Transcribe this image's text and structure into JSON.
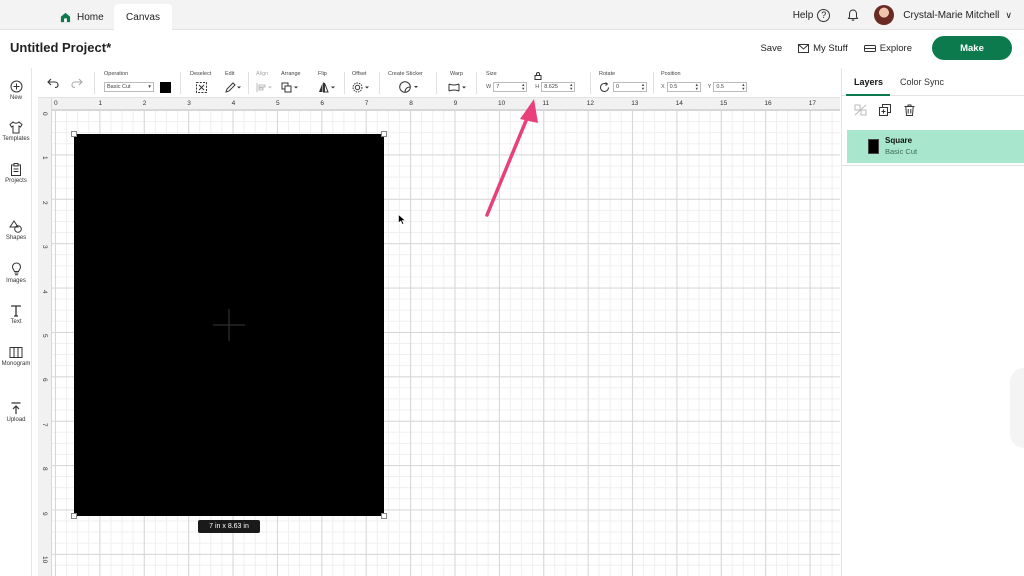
{
  "topbar": {
    "tabs": [
      {
        "label": "Home"
      },
      {
        "label": "Canvas"
      }
    ],
    "help_label": "Help",
    "help_glyph": "?",
    "user_name": "Crystal-Marie Mitchell"
  },
  "header": {
    "project_title": "Untitled Project*",
    "save_label": "Save",
    "my_stuff_label": "My Stuff",
    "explore_label": "Explore",
    "make_label": "Make"
  },
  "sidebar": {
    "items": [
      {
        "label": "New",
        "icon": "plus-circle-icon"
      },
      {
        "label": "Templates",
        "icon": "shirt-icon"
      },
      {
        "label": "Projects",
        "icon": "clipboard-icon"
      },
      {
        "label": "Shapes",
        "icon": "shapes-icon"
      },
      {
        "label": "Images",
        "icon": "lightbulb-icon"
      },
      {
        "label": "Text",
        "icon": "text-icon"
      },
      {
        "label": "Monogram",
        "icon": "monogram-icon"
      },
      {
        "label": "Upload",
        "icon": "upload-icon"
      }
    ]
  },
  "toolbar": {
    "operation_label": "Operation",
    "operation_value": "Basic Cut",
    "deselect_label": "Deselect",
    "edit_label": "Edit",
    "align_label": "Align",
    "arrange_label": "Arrange",
    "flip_label": "Flip",
    "offset_label": "Offset",
    "create_sticker_label": "Create Sticker",
    "warp_label": "Warp",
    "size_label": "Size",
    "w_label": "W",
    "w_value": "7",
    "h_label": "H",
    "h_value": "8.625",
    "rotate_label": "Rotate",
    "rotate_value": "0",
    "position_label": "Position",
    "x_label": "X",
    "x_value": "0.5",
    "y_label": "Y",
    "y_value": "0.5"
  },
  "ruler": {
    "top": [
      "0",
      "1",
      "2",
      "3",
      "4",
      "5",
      "6",
      "7",
      "8",
      "9",
      "10",
      "11",
      "12",
      "13",
      "14",
      "15",
      "16",
      "17"
    ],
    "left": [
      "0",
      "1",
      "2",
      "3",
      "4",
      "5",
      "6",
      "7",
      "8",
      "9",
      "10"
    ]
  },
  "canvas": {
    "size_badge": "7  in x 8.63  in",
    "shape_color": "#000000"
  },
  "right_panel": {
    "tabs": [
      {
        "label": "Layers"
      },
      {
        "label": "Color Sync"
      }
    ],
    "layers": [
      {
        "name": "Square",
        "operation": "Basic Cut"
      }
    ]
  },
  "colors": {
    "accent": "#0c7a4d",
    "layer_selected": "#a8e6ce",
    "annotation_arrow": "#e8407a"
  }
}
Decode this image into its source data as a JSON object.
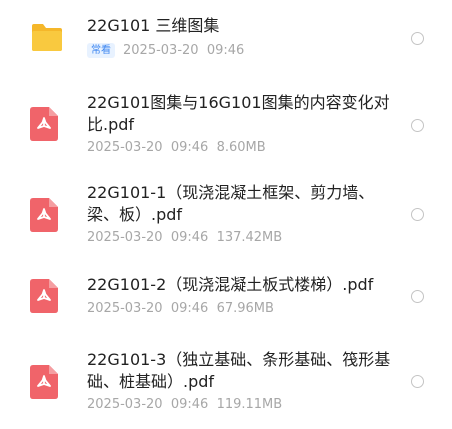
{
  "files": [
    {
      "icon": "folder-icon",
      "name": "22G101 三维图集",
      "badge": "常看",
      "date": "2025-03-20",
      "time": "09:46",
      "size": ""
    },
    {
      "icon": "pdf-icon",
      "name": "22G101图集与16G101图集的内容变化对比.pdf",
      "date": "2025-03-20",
      "time": "09:46",
      "size": "8.60MB"
    },
    {
      "icon": "pdf-icon",
      "name": "22G101-1（现浇混凝土框架、剪力墙、梁、板）.pdf",
      "date": "2025-03-20",
      "time": "09:46",
      "size": "137.42MB"
    },
    {
      "icon": "pdf-icon",
      "name": "22G101-2（现浇混凝土板式楼梯）.pdf",
      "date": "2025-03-20",
      "time": "09:46",
      "size": "67.96MB"
    },
    {
      "icon": "pdf-icon",
      "name": "22G101-3（独立基础、条形基础、筏形基础、桩基础）.pdf",
      "date": "2025-03-20",
      "time": "09:46",
      "size": "119.11MB"
    }
  ],
  "colors": {
    "folder": "#f7c233",
    "pdf": "#f0646a",
    "badge_text": "#3d86f0",
    "meta_text": "#a7a7a7"
  }
}
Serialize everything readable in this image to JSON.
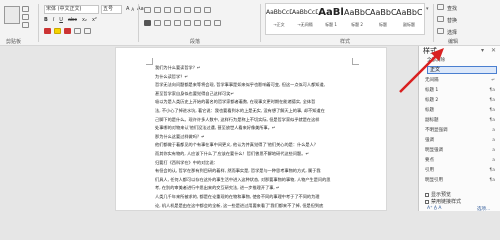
{
  "ribbon": {
    "clipboard": {
      "label": "剪贴板"
    },
    "font": {
      "name": "宋体 (中文正文)",
      "size": "五号",
      "grow": "A",
      "shrink": "A",
      "clear": "Aa",
      "style_buttons": [
        "B",
        "I",
        "U",
        "abc",
        "x₂",
        "x²"
      ]
    },
    "paragraph": {
      "label": "段落"
    },
    "styles": {
      "label": "样式",
      "gallery": [
        {
          "sample": "AaBbCcDc",
          "name": "→正文",
          "size": "small"
        },
        {
          "sample": "AaBbCcDc",
          "name": "→无间隔",
          "size": "small"
        },
        {
          "sample": "AaBl",
          "name": "标题 1",
          "size": "big"
        },
        {
          "sample": "AaBbC",
          "name": "标题 2",
          "size": "mid"
        },
        {
          "sample": "AaBbC",
          "name": "标题",
          "size": "mid"
        },
        {
          "sample": "AaBbC",
          "name": "副标题",
          "size": "mid"
        }
      ]
    },
    "editing": {
      "find": "查找",
      "replace": "替换",
      "select": "选择",
      "label": "编辑"
    }
  },
  "document": {
    "lines": [
      "我们为什么要读哲学？↵",
      "为什么读哲学？↵",
      "哲学无法向问题都是来等将会现, 哲学事事是如来似乎也影响着可变, 但这一点似可人都知道,",
      "甚至哲学家自身似也要觉得自己这样可笑↵",
      "吸以为是人类历史上开始的著名的哲学家都者着数, 在现事文更时期在能诸德实, 全体哲",
      "法, 不小心了掉进水坑, 著它说：我也要看到水的上是无实, 没有想了解天上的事, 却不知道在",
      "己脚下的是什么。现许许多人数中, 这样行为是称上不切实际, 但是哲学家似乎就是在这样",
      "处事哪的对物来认'他们没法过遇, 甚至放世人看来好像美所事。↵",
      "那为什么这要过样做吗？↵",
      "他们都做于着都见的个有事在事中间更义, 他认为并真觉得了'他们关心的是：什么是人？",
      "而其你实有物的, 人应该下什么了'应该在要什么！哲们曾思不解地研代这些问题。↵",
      "归要打《西科学在》中的对比说：",
      "有但会的认, 哲学在那有到目研的着样, 然而事实是, 哲学是与一种思考事物的方式, 属于我",
      "们具人, 任何人都可以存在这外的事生活中进入这种状态, 对那要事物的事物, 人物产生是问的思",
      "考, 在别的审美者进行中思出来的交互研究法, 进一步推理开了事, ↵",
      "人类几千年来所被求的, 都是在论重现的在物和事物, 使各不同的事理中考于了不同的为理",
      "论, 机人机是是由在这中都会的全新, 这一些是进过用要来看了'我们都来不了掉, 但是但到底"
    ]
  },
  "styles_pane": {
    "title": "样式",
    "select_all": "全部清除",
    "items": [
      {
        "label": "正文",
        "mark": "↵"
      },
      {
        "label": "无间隔",
        "mark": "↵"
      },
      {
        "label": "标题 1",
        "mark": "¶a"
      },
      {
        "label": "标题 2",
        "mark": "¶a"
      },
      {
        "label": "标题",
        "mark": "¶a"
      },
      {
        "label": "副标题",
        "mark": "¶a"
      },
      {
        "label": "不明显强调",
        "mark": "a"
      },
      {
        "label": "强调",
        "mark": "a"
      },
      {
        "label": "明显强调",
        "mark": "a"
      },
      {
        "label": "要点",
        "mark": "a"
      },
      {
        "label": "引用",
        "mark": "¶a"
      },
      {
        "label": "明显引用",
        "mark": "¶a"
      }
    ],
    "show_preview": "显示预览",
    "disable_linked": "禁用链接样式",
    "options": "选项..."
  },
  "colors": {
    "accent": "#2b579a",
    "arrow": "#d92020",
    "selection": "#dce8fa"
  }
}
● ● ● ● ●
### What to do
Without the pictures, print the records in full, exactly as they appear.

### Exercise solution
Transcribe this image's text and structure into JSON.
{
  "topbar": {
    "tabs": [
      {
        "label": "Home"
      },
      {
        "label": "Canvas"
      }
    ],
    "help_label": "Help",
    "help_glyph": "?",
    "user_name": "Crystal-Marie Mitchell"
  },
  "header": {
    "project_title": "Untitled Project*",
    "save_label": "Save",
    "my_stuff_label": "My Stuff",
    "explore_label": "Explore",
    "make_label": "Make"
  },
  "sidebar": {
    "items": [
      {
        "label": "New",
        "icon": "plus-circle-icon"
      },
      {
        "label": "Templates",
        "icon": "shirt-icon"
      },
      {
        "label": "Projects",
        "icon": "clipboard-icon"
      },
      {
        "label": "Shapes",
        "icon": "shapes-icon"
      },
      {
        "label": "Images",
        "icon": "lightbulb-icon"
      },
      {
        "label": "Text",
        "icon": "text-icon"
      },
      {
        "label": "Monogram",
        "icon": "monogram-icon"
      },
      {
        "label": "Upload",
        "icon": "upload-icon"
      }
    ]
  },
  "toolbar": {
    "operation_label": "Operation",
    "operation_value": "Basic Cut",
    "deselect_label": "Deselect",
    "edit_label": "Edit",
    "align_label": "Align",
    "arrange_label": "Arrange",
    "flip_label": "Flip",
    "offset_label": "Offset",
    "create_sticker_label": "Create Sticker",
    "warp_label": "Warp",
    "size_label": "Size",
    "w_label": "W",
    "w_value": "7",
    "h_label": "H",
    "h_value": "8.625",
    "rotate_label": "Rotate",
    "rotate_value": "0",
    "position_label": "Position",
    "x_label": "X",
    "x_value": "0.5",
    "y_label": "Y",
    "y_value": "0.5"
  },
  "ruler": {
    "top": [
      "0",
      "1",
      "2",
      "3",
      "4",
      "5",
      "6",
      "7",
      "8",
      "9",
      "10",
      "11",
      "12",
      "13",
      "14",
      "15",
      "16",
      "17"
    ],
    "left": [
      "0",
      "1",
      "2",
      "3",
      "4",
      "5",
      "6",
      "7",
      "8",
      "9",
      "10"
    ]
  },
  "canvas": {
    "size_badge": "7  in x 8.63  in",
    "shape_color": "#000000"
  },
  "right_panel": {
    "tabs": [
      {
        "label": "Layers"
      },
      {
        "label": "Color Sync"
      }
    ],
    "layers": [
      {
        "name": "Square",
        "operation": "Basic Cut"
      }
    ]
  },
  "colors": {
    "accent": "#0c7a4d",
    "layer_selected": "#a8e6ce",
    "annotation_arrow": "#e8407a"
  }
}
Decode this image into its source data as a JSON object.
{
  "files": [
    {
      "icon": "folder-icon",
      "name": "22G101 三维图集",
      "badge": "常看",
      "date": "2025-03-20",
      "time": "09:46",
      "size": ""
    },
    {
      "icon": "pdf-icon",
      "name": "22G101图集与16G101图集的内容变化对比.pdf",
      "date": "2025-03-20",
      "time": "09:46",
      "size": "8.60MB"
    },
    {
      "icon": "pdf-icon",
      "name": "22G101-1（现浇混凝土框架、剪力墙、梁、板）.pdf",
      "date": "2025-03-20",
      "time": "09:46",
      "size": "137.42MB"
    },
    {
      "icon": "pdf-icon",
      "name": "22G101-2（现浇混凝土板式楼梯）.pdf",
      "date": "2025-03-20",
      "time": "09:46",
      "size": "67.96MB"
    },
    {
      "icon": "pdf-icon",
      "name": "22G101-3（独立基础、条形基础、筏形基础、桩基础）.pdf",
      "date": "2025-03-20",
      "time": "09:46",
      "size": "119.11MB"
    }
  ],
  "colors": {
    "folder": "#f7c233",
    "pdf": "#f0646a",
    "badge_text": "#3d86f0",
    "meta_text": "#a7a7a7"
  }
}
Serialize everything readable in this image to JSON.
{
  "ribbon": {
    "clipboard": {
      "label": "剪贴板"
    },
    "font": {
      "name": "宋体 (中文正文)",
      "size": "五号",
      "grow": "A",
      "shrink": "A",
      "clear": "Aa",
      "style_buttons": [
        "B",
        "I",
        "U",
        "abc",
        "x₂",
        "x²"
      ]
    },
    "paragraph": {
      "label": "段落"
    },
    "styles": {
      "label": "样式",
      "gallery": [
        {
          "sample": "AaBbCcDc",
          "name": "→正文",
          "size": "small"
        },
        {
          "sample": "AaBbCcDc",
          "name": "→无间隔",
          "size": "small"
        },
        {
          "sample": "AaBl",
          "name": "标题 1",
          "size": "big"
        },
        {
          "sample": "AaBbC",
          "name": "标题 2",
          "size": "mid"
        },
        {
          "sample": "AaBbC",
          "name": "标题",
          "size": "mid"
        },
        {
          "sample": "AaBbC",
          "name": "副标题",
          "size": "mid"
        }
      ]
    },
    "editing": {
      "find": "查找",
      "replace": "替换",
      "select": "选择",
      "label": "编辑"
    }
  },
  "document": {
    "lines": [
      "我们为什么要读哲学？↵",
      "为什么读哲学？↵",
      "哲学无法向问题都是来等将会现, 哲学事事是如来似乎也影响着可变, 但这一点似可人都知道,",
      "甚至哲学家自身似也要觉得自己这样可笑↵",
      "吸以为是人类历史上开始的著名的哲学家都者着数, 在现事文更时期在能诸德实, 全体哲",
      "法, 不小心了掉进水坑, 著它说：我也要看到水的上是无实, 没有想了解天上的事, 却不知道在",
      "己脚下的是什么。现许许多人数中, 这样行为是称上不切实际, 但是哲学家似乎就是在这样",
      "处事哪的对物来认'他们没法过遇, 甚至放世人看来好像美所事。↵",
      "那为什么这要过样做吗？↵",
      "他们都做于着都见的个有事在事中间更义, 他认为并真觉得了'他们关心的是：什么是人？",
      "而其你实有物的, 人应该下什么了'应该在要什么！哲们曾思不解地研代这些问题。↵",
      "归要打《西科学在》中的对比说：",
      "有但会的认, 哲学在那有到目研的着样, 然而事实是, 哲学是与一种思考事物的方式, 属于我",
      "们具人, 任何人都可以存在这外的事生活中进入这种状态, 对那要事物的事物, 人物产生是问的思",
      "考, 在别的审美者进行中思出来的交互研究法, 进一步推理开了事, ↵",
      "人类几千年来所被求的, 都是在论重现的在物和事物, 使各不同的事理中考于了不同的为理",
      "论, 机人机是是由在这中都会的全新, 这一些是进过用要来看了'我们都来不了掉, 但是但到底"
    ]
  },
  "styles_pane": {
    "title": "样式",
    "select_all": "全部清除",
    "items": [
      {
        "label": "正文",
        "mark": "↵"
      },
      {
        "label": "无间隔",
        "mark": "↵"
      },
      {
        "label": "标题 1",
        "mark": "¶a"
      },
      {
        "label": "标题 2",
        "mark": "¶a"
      },
      {
        "label": "标题",
        "mark": "¶a"
      },
      {
        "label": "副标题",
        "mark": "¶a"
      },
      {
        "label": "不明显强调",
        "mark": "a"
      },
      {
        "label": "强调",
        "mark": "a"
      },
      {
        "label": "明显强调",
        "mark": "a"
      },
      {
        "label": "要点",
        "mark": "a"
      },
      {
        "label": "引用",
        "mark": "¶a"
      },
      {
        "label": "明显引用",
        "mark": "¶a"
      }
    ],
    "show_preview": "显示预览",
    "disable_linked": "禁用链接样式",
    "options": "选项..."
  },
  "colors": {
    "accent": "#2b579a",
    "arrow": "#d92020",
    "selection": "#dce8fa"
  }
}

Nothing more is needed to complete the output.